## EXERCISE
Restate all of the data exactly.

## AVAILABLE RECORDS
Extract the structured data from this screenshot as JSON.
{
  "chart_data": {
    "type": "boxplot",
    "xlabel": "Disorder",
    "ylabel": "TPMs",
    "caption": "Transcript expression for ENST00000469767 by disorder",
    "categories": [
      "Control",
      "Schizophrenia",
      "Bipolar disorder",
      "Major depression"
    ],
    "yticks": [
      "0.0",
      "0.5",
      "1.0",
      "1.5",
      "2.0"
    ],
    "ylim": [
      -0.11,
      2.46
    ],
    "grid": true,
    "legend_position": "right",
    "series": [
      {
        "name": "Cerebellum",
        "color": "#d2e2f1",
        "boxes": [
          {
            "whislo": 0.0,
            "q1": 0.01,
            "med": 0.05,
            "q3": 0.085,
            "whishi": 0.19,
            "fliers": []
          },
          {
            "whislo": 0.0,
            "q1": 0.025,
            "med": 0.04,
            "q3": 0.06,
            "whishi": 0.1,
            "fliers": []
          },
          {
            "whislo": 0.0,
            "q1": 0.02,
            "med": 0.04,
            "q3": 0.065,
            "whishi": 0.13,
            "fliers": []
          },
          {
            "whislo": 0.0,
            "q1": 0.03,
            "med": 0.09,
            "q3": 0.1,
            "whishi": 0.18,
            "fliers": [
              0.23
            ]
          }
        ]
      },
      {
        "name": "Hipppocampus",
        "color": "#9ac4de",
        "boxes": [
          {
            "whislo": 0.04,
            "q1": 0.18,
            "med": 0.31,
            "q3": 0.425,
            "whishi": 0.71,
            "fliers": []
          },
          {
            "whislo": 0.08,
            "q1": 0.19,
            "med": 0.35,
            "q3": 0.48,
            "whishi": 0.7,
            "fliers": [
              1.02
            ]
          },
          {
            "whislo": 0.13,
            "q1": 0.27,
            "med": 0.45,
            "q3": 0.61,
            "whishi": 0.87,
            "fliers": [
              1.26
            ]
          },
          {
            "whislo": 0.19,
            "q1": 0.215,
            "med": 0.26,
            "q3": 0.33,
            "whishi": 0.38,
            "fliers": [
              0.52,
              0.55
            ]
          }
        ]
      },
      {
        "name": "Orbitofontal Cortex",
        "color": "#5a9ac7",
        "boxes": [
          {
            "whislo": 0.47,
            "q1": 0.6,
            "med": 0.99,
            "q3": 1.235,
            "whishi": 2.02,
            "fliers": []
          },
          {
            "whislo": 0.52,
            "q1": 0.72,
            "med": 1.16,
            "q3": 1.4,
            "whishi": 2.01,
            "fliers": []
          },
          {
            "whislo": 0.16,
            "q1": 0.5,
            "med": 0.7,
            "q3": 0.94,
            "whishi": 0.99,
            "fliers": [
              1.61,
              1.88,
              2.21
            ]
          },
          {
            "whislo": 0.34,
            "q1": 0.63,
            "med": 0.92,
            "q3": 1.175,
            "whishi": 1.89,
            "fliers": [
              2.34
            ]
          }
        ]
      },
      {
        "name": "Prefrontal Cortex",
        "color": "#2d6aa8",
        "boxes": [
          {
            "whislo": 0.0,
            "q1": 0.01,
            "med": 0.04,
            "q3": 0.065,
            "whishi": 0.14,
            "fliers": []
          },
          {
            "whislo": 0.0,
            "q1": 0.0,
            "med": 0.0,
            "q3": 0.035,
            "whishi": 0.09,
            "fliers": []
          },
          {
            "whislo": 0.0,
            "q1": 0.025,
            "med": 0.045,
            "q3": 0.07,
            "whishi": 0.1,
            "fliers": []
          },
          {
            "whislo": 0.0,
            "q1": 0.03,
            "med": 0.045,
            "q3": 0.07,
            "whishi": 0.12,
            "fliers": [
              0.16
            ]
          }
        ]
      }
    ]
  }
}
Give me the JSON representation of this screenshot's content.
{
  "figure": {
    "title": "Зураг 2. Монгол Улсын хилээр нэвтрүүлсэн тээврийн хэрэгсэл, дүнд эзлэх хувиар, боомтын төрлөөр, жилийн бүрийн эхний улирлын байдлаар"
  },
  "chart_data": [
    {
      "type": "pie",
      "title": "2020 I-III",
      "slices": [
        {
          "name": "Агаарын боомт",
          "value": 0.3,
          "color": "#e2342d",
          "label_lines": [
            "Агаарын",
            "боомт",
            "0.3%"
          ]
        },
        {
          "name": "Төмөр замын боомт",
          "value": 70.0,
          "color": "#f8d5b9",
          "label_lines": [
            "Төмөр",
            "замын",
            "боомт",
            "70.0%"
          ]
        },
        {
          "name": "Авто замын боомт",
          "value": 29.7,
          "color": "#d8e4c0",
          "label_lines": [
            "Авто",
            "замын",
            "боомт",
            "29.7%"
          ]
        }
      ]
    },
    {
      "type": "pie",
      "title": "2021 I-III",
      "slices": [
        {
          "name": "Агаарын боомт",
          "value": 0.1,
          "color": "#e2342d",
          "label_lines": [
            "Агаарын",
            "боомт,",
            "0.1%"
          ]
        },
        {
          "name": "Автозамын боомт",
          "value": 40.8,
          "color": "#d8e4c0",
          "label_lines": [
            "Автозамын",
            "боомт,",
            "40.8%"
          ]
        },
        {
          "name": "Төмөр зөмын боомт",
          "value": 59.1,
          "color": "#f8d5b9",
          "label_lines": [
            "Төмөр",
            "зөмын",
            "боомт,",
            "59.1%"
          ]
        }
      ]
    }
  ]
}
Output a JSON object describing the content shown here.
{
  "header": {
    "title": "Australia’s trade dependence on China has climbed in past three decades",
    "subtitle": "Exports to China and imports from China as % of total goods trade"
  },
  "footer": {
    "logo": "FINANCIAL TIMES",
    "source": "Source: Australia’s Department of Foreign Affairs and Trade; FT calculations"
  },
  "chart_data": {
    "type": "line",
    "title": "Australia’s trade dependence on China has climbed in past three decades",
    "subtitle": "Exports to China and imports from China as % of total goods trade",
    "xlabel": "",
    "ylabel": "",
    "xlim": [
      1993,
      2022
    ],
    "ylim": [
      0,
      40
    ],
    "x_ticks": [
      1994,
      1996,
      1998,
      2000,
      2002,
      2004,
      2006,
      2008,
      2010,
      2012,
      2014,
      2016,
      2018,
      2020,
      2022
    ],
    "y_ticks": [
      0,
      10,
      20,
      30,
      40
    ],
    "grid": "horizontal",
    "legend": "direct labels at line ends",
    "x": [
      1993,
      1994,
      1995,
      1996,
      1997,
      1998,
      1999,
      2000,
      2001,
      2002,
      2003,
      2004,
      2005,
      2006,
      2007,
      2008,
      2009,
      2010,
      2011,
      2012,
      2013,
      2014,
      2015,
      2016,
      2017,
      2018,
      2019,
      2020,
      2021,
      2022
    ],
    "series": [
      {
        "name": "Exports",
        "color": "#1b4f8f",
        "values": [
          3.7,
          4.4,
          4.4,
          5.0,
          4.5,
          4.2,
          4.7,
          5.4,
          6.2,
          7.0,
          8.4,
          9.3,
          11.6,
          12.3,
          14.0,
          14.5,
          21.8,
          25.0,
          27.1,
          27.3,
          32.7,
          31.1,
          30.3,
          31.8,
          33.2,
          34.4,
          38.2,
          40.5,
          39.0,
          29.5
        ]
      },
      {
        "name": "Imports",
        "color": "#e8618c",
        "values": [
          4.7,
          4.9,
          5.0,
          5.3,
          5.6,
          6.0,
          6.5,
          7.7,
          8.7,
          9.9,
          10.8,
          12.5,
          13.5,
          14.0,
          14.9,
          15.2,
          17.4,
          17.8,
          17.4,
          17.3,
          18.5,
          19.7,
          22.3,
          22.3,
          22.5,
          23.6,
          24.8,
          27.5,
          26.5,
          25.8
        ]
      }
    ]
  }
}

## WRITTEN SOLUTION
Extract the structured data from this screenshot as JSON.
{
  "chart_data": {
    "type": "boxplot",
    "xlabel": "Disorder",
    "ylabel": "TPMs",
    "caption": "Transcript expression for ENST00000469767 by disorder",
    "categories": [
      "Control",
      "Schizophrenia",
      "Bipolar disorder",
      "Major depression"
    ],
    "yticks": [
      "0.0",
      "0.5",
      "1.0",
      "1.5",
      "2.0"
    ],
    "ylim": [
      -0.11,
      2.46
    ],
    "grid": true,
    "legend_position": "right",
    "series": [
      {
        "name": "Cerebellum",
        "color": "#d2e2f1",
        "boxes": [
          {
            "whislo": 0.0,
            "q1": 0.01,
            "med": 0.05,
            "q3": 0.085,
            "whishi": 0.19,
            "fliers": []
          },
          {
            "whislo": 0.0,
            "q1": 0.025,
            "med": 0.04,
            "q3": 0.06,
            "whishi": 0.1,
            "fliers": []
          },
          {
            "whislo": 0.0,
            "q1": 0.02,
            "med": 0.04,
            "q3": 0.065,
            "whishi": 0.13,
            "fliers": []
          },
          {
            "whislo": 0.0,
            "q1": 0.03,
            "med": 0.09,
            "q3": 0.1,
            "whishi": 0.18,
            "fliers": [
              0.23
            ]
          }
        ]
      },
      {
        "name": "Hipppocampus",
        "color": "#9ac4de",
        "boxes": [
          {
            "whislo": 0.04,
            "q1": 0.18,
            "med": 0.31,
            "q3": 0.425,
            "whishi": 0.71,
            "fliers": []
          },
          {
            "whislo": 0.08,
            "q1": 0.19,
            "med": 0.35,
            "q3": 0.48,
            "whishi": 0.7,
            "fliers": [
              1.02
            ]
          },
          {
            "whislo": 0.13,
            "q1": 0.27,
            "med": 0.45,
            "q3": 0.61,
            "whishi": 0.87,
            "fliers": [
              1.26
            ]
          },
          {
            "whislo": 0.19,
            "q1": 0.215,
            "med": 0.26,
            "q3": 0.33,
            "whishi": 0.38,
            "fliers": [
              0.52,
              0.55
            ]
          }
        ]
      },
      {
        "name": "Orbitofontal Cortex",
        "color": "#5a9ac7",
        "boxes": [
          {
            "whislo": 0.47,
            "q1": 0.6,
            "med": 0.99,
            "q3": 1.235,
            "whishi": 2.02,
            "fliers": []
          },
          {
            "whislo": 0.52,
            "q1": 0.72,
            "med": 1.16,
            "q3": 1.4,
            "whishi": 2.01,
            "fliers": []
          },
          {
            "whislo": 0.16,
            "q1": 0.5,
            "med": 0.7,
            "q3": 0.94,
            "whishi": 0.99,
            "fliers": [
              1.61,
              1.88,
              2.21
            ]
          },
          {
            "whislo": 0.34,
            "q1": 0.63,
            "med": 0.92,
            "q3": 1.175,
            "whishi": 1.89,
            "fliers": [
              2.34
            ]
          }
        ]
      },
      {
        "name": "Prefrontal Cortex",
        "color": "#2d6aa8",
        "boxes": [
          {
            "whislo": 0.0,
            "q1": 0.01,
            "med": 0.04,
            "q3": 0.065,
            "whishi": 0.14,
            "fliers": []
          },
          {
            "whislo": 0.0,
            "q1": 0.0,
            "med": 0.0,
            "q3": 0.035,
            "whishi": 0.09,
            "fliers": []
          },
          {
            "whislo": 0.0,
            "q1": 0.025,
            "med": 0.045,
            "q3": 0.07,
            "whishi": 0.1,
            "fliers": []
          },
          {
            "whislo": 0.0,
            "q1": 0.03,
            "med": 0.045,
            "q3": 0.07,
            "whishi": 0.12,
            "fliers": [
              0.16
            ]
          }
        ]
      }
    ]
  }
}
Give me the JSON representation of this screenshot's content.
{
  "figure": {
    "title": "Зураг 2. Монгол Улсын хилээр нэвтрүүлсэн тээврийн хэрэгсэл, дүнд эзлэх хувиар, боомтын төрлөөр, жилийн бүрийн эхний улирлын байдлаар"
  },
  "chart_data": [
    {
      "type": "pie",
      "title": "2020 I-III",
      "slices": [
        {
          "name": "Агаарын боомт",
          "value": 0.3,
          "color": "#e2342d",
          "label_lines": [
            "Агаарын",
            "боомт",
            "0.3%"
          ]
        },
        {
          "name": "Төмөр замын боомт",
          "value": 70.0,
          "color": "#f8d5b9",
          "label_lines": [
            "Төмөр",
            "замын",
            "боомт",
            "70.0%"
          ]
        },
        {
          "name": "Авто замын боомт",
          "value": 29.7,
          "color": "#d8e4c0",
          "label_lines": [
            "Авто",
            "замын",
            "боомт",
            "29.7%"
          ]
        }
      ]
    },
    {
      "type": "pie",
      "title": "2021 I-III",
      "slices": [
        {
          "name": "Агаарын боомт",
          "value": 0.1,
          "color": "#e2342d",
          "label_lines": [
            "Агаарын",
            "боомт,",
            "0.1%"
          ]
        },
        {
          "name": "Автозамын боомт",
          "value": 40.8,
          "color": "#d8e4c0",
          "label_lines": [
            "Автозамын",
            "боомт,",
            "40.8%"
          ]
        },
        {
          "name": "Төмөр зөмын боомт",
          "value": 59.1,
          "color": "#f8d5b9",
          "label_lines": [
            "Төмөр",
            "зөмын",
            "боомт,",
            "59.1%"
          ]
        }
      ]
    }
  ]
}
Output a JSON object describing the content shown here.
{
  "header": {
    "title": "Australia’s trade dependence on China has climbed in past three decades",
    "subtitle": "Exports to China and imports from China as % of total goods trade"
  },
  "footer": {
    "logo": "FINANCIAL TIMES",
    "source": "Source: Australia’s Department of Foreign Affairs and Trade; FT calculations"
  },
  "chart_data": {
    "type": "line",
    "title": "Australia’s trade dependence on China has climbed in past three decades",
    "subtitle": "Exports to China and imports from China as % of total goods trade",
    "xlabel": "",
    "ylabel": "",
    "xlim": [
      1993,
      2022
    ],
    "ylim": [
      0,
      40
    ],
    "x_ticks": [
      1994,
      1996,
      1998,
      2000,
      2002,
      2004,
      2006,
      2008,
      2010,
      2012,
      2014,
      2016,
      2018,
      2020,
      2022
    ],
    "y_ticks": [
      0,
      10,
      20,
      30,
      40
    ],
    "grid": "horizontal",
    "legend": "direct labels at line ends",
    "x": [
      1993,
      1994,
      1995,
      1996,
      1997,
      1998,
      1999,
      2000,
      2001,
      2002,
      2003,
      2004,
      2005,
      2006,
      2007,
      2008,
      2009,
      2010,
      2011,
      2012,
      2013,
      2014,
      2015,
      2016,
      2017,
      2018,
      2019,
      2020,
      2021,
      2022
    ],
    "series": [
      {
        "name": "Exports",
        "color": "#1b4f8f",
        "values": [
          3.7,
          4.4,
          4.4,
          5.0,
          4.5,
          4.2,
          4.7,
          5.4,
          6.2,
          7.0,
          8.4,
          9.3,
          11.6,
          12.3,
          14.0,
          14.5,
          21.8,
          25.0,
          27.1,
          27.3,
          32.7,
          31.1,
          30.3,
          31.8,
          33.2,
          34.4,
          38.2,
          40.5,
          39.0,
          29.5
        ]
      },
      {
        "name": "Imports",
        "color": "#e8618c",
        "values": [
          4.7,
          4.9,
          5.0,
          5.3,
          5.6,
          6.0,
          6.5,
          7.7,
          8.7,
          9.9,
          10.8,
          12.5,
          13.5,
          14.0,
          14.9,
          15.2,
          17.4,
          17.8,
          17.4,
          17.3,
          18.5,
          19.7,
          22.3,
          22.3,
          22.5,
          23.6,
          24.8,
          27.5,
          26.5,
          25.8
        ]
      }
    ]
  }
}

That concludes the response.